— begin Data rows —

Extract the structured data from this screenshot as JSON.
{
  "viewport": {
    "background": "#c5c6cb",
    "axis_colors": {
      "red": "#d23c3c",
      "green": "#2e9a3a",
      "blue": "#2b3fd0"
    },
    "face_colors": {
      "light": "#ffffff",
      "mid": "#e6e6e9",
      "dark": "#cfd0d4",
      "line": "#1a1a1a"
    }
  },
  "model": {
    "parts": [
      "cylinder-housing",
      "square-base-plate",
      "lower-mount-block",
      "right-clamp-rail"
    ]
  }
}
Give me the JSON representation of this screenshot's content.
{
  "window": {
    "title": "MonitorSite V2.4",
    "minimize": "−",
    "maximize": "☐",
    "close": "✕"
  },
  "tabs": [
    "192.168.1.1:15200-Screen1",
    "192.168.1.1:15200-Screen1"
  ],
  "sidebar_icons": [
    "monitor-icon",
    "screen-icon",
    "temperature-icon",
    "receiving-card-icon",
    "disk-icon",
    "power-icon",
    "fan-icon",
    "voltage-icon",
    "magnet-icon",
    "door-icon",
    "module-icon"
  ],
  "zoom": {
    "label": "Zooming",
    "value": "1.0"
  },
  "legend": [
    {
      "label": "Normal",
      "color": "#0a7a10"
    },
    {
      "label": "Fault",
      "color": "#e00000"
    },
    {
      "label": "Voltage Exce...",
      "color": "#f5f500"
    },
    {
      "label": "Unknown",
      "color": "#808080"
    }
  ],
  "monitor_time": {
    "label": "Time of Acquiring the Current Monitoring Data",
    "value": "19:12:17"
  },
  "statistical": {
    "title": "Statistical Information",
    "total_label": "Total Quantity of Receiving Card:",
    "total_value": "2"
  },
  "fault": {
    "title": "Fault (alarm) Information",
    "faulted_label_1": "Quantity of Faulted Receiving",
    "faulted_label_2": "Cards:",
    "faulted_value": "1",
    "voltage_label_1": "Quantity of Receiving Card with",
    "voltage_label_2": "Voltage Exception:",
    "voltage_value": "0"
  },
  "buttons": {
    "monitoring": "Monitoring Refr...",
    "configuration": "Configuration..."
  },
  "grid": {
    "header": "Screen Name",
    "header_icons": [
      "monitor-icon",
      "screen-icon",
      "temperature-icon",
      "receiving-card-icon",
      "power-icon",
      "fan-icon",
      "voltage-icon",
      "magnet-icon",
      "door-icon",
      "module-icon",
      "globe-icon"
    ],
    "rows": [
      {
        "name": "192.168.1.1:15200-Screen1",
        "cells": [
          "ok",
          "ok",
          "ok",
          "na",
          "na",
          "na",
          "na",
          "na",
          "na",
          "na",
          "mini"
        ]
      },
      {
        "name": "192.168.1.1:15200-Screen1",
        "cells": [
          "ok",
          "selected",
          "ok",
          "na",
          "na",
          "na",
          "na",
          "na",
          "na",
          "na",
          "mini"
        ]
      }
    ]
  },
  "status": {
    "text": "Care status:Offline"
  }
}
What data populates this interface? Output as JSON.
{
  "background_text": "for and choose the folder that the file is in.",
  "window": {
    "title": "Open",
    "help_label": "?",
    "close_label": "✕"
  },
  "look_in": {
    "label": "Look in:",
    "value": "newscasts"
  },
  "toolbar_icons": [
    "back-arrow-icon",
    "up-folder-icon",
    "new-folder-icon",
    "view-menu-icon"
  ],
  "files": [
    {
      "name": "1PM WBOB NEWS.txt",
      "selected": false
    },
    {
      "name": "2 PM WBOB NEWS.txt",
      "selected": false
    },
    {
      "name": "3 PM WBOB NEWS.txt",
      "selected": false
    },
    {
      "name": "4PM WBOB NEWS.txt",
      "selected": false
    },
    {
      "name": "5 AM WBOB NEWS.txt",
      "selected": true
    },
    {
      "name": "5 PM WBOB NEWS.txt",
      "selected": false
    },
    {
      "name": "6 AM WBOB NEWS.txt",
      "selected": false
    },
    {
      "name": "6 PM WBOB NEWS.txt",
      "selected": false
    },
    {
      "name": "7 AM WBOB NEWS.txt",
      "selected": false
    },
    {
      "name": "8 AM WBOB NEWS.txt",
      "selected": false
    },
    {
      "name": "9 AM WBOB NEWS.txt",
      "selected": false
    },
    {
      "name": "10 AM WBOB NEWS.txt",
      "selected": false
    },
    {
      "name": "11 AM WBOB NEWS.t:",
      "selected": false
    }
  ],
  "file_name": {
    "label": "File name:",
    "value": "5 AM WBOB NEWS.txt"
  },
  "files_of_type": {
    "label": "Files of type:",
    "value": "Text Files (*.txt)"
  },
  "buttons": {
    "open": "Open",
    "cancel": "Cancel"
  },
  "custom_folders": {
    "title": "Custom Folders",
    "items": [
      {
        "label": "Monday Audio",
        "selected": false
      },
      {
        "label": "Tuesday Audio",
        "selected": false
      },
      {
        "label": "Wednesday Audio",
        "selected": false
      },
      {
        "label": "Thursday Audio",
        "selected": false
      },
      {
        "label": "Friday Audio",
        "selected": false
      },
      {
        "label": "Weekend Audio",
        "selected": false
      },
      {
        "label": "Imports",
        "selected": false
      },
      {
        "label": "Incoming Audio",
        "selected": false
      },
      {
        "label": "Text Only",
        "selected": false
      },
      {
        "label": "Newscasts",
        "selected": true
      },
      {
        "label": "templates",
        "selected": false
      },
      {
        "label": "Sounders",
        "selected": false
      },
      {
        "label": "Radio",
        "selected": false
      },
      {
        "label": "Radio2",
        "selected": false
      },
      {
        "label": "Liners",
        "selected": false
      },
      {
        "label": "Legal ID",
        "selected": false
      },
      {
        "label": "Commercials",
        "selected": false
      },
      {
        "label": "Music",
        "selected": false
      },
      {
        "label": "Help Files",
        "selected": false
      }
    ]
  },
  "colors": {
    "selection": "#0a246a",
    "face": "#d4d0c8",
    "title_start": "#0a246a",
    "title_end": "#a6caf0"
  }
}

— end Data rows —

## Task statement:
Reproduce the entries above in full, verbatim.

## Result of this exercise:
Extract the structured data from this screenshot as JSON.
{
  "viewport": {
    "background": "#c5c6cb",
    "axis_colors": {
      "red": "#d23c3c",
      "green": "#2e9a3a",
      "blue": "#2b3fd0"
    },
    "face_colors": {
      "light": "#ffffff",
      "mid": "#e6e6e9",
      "dark": "#cfd0d4",
      "line": "#1a1a1a"
    }
  },
  "model": {
    "parts": [
      "cylinder-housing",
      "square-base-plate",
      "lower-mount-block",
      "right-clamp-rail"
    ]
  }
}
Give me the JSON representation of this screenshot's content.
{
  "window": {
    "title": "MonitorSite V2.4",
    "minimize": "−",
    "maximize": "☐",
    "close": "✕"
  },
  "tabs": [
    "192.168.1.1:15200-Screen1",
    "192.168.1.1:15200-Screen1"
  ],
  "sidebar_icons": [
    "monitor-icon",
    "screen-icon",
    "temperature-icon",
    "receiving-card-icon",
    "disk-icon",
    "power-icon",
    "fan-icon",
    "voltage-icon",
    "magnet-icon",
    "door-icon",
    "module-icon"
  ],
  "zoom": {
    "label": "Zooming",
    "value": "1.0"
  },
  "legend": [
    {
      "label": "Normal",
      "color": "#0a7a10"
    },
    {
      "label": "Fault",
      "color": "#e00000"
    },
    {
      "label": "Voltage Exce...",
      "color": "#f5f500"
    },
    {
      "label": "Unknown",
      "color": "#808080"
    }
  ],
  "monitor_time": {
    "label": "Time of Acquiring the Current Monitoring Data",
    "value": "19:12:17"
  },
  "statistical": {
    "title": "Statistical Information",
    "total_label": "Total Quantity of Receiving Card:",
    "total_value": "2"
  },
  "fault": {
    "title": "Fault (alarm) Information",
    "faulted_label_1": "Quantity of Faulted Receiving",
    "faulted_label_2": "Cards:",
    "faulted_value": "1",
    "voltage_label_1": "Quantity of Receiving Card with",
    "voltage_label_2": "Voltage Exception:",
    "voltage_value": "0"
  },
  "buttons": {
    "monitoring": "Monitoring Refr...",
    "configuration": "Configuration..."
  },
  "grid": {
    "header": "Screen Name",
    "header_icons": [
      "monitor-icon",
      "screen-icon",
      "temperature-icon",
      "receiving-card-icon",
      "power-icon",
      "fan-icon",
      "voltage-icon",
      "magnet-icon",
      "door-icon",
      "module-icon",
      "globe-icon"
    ],
    "rows": [
      {
        "name": "192.168.1.1:15200-Screen1",
        "cells": [
          "ok",
          "ok",
          "ok",
          "na",
          "na",
          "na",
          "na",
          "na",
          "na",
          "na",
          "mini"
        ]
      },
      {
        "name": "192.168.1.1:15200-Screen1",
        "cells": [
          "ok",
          "selected",
          "ok",
          "na",
          "na",
          "na",
          "na",
          "na",
          "na",
          "na",
          "mini"
        ]
      }
    ]
  },
  "status": {
    "text": "Care status:Offline"
  }
}
What data populates this interface? Output as JSON.
{
  "background_text": "for and choose the folder that the file is in.",
  "window": {
    "title": "Open",
    "help_label": "?",
    "close_label": "✕"
  },
  "look_in": {
    "label": "Look in:",
    "value": "newscasts"
  },
  "toolbar_icons": [
    "back-arrow-icon",
    "up-folder-icon",
    "new-folder-icon",
    "view-menu-icon"
  ],
  "files": [
    {
      "name": "1PM WBOB NEWS.txt",
      "selected": false
    },
    {
      "name": "2 PM WBOB NEWS.txt",
      "selected": false
    },
    {
      "name": "3 PM WBOB NEWS.txt",
      "selected": false
    },
    {
      "name": "4PM WBOB NEWS.txt",
      "selected": false
    },
    {
      "name": "5 AM WBOB NEWS.txt",
      "selected": true
    },
    {
      "name": "5 PM WBOB NEWS.txt",
      "selected": false
    },
    {
      "name": "6 AM WBOB NEWS.txt",
      "selected": false
    },
    {
      "name": "6 PM WBOB NEWS.txt",
      "selected": false
    },
    {
      "name": "7 AM WBOB NEWS.txt",
      "selected": false
    },
    {
      "name": "8 AM WBOB NEWS.txt",
      "selected": false
    },
    {
      "name": "9 AM WBOB NEWS.txt",
      "selected": false
    },
    {
      "name": "10 AM WBOB NEWS.txt",
      "selected": false
    },
    {
      "name": "11 AM WBOB NEWS.t:",
      "selected": false
    }
  ],
  "file_name": {
    "label": "File name:",
    "value": "5 AM WBOB NEWS.txt"
  },
  "files_of_type": {
    "label": "Files of type:",
    "value": "Text Files (*.txt)"
  },
  "buttons": {
    "open": "Open",
    "cancel": "Cancel"
  },
  "custom_folders": {
    "title": "Custom Folders",
    "items": [
      {
        "label": "Monday Audio",
        "selected": false
      },
      {
        "label": "Tuesday Audio",
        "selected": false
      },
      {
        "label": "Wednesday Audio",
        "selected": false
      },
      {
        "label": "Thursday Audio",
        "selected": false
      },
      {
        "label": "Friday Audio",
        "selected": false
      },
      {
        "label": "Weekend Audio",
        "selected": false
      },
      {
        "label": "Imports",
        "selected": false
      },
      {
        "label": "Incoming Audio",
        "selected": false
      },
      {
        "label": "Text Only",
        "selected": false
      },
      {
        "label": "Newscasts",
        "selected": true
      },
      {
        "label": "templates",
        "selected": false
      },
      {
        "label": "Sounders",
        "selected": false
      },
      {
        "label": "Radio",
        "selected": false
      },
      {
        "label": "Radio2",
        "selected": false
      },
      {
        "label": "Liners",
        "selected": false
      },
      {
        "label": "Legal ID",
        "selected": false
      },
      {
        "label": "Commercials",
        "selected": false
      },
      {
        "label": "Music",
        "selected": false
      },
      {
        "label": "Help Files",
        "selected": false
      }
    ]
  },
  "colors": {
    "selection": "#0a246a",
    "face": "#d4d0c8",
    "title_start": "#0a246a",
    "title_end": "#a6caf0"
  }
}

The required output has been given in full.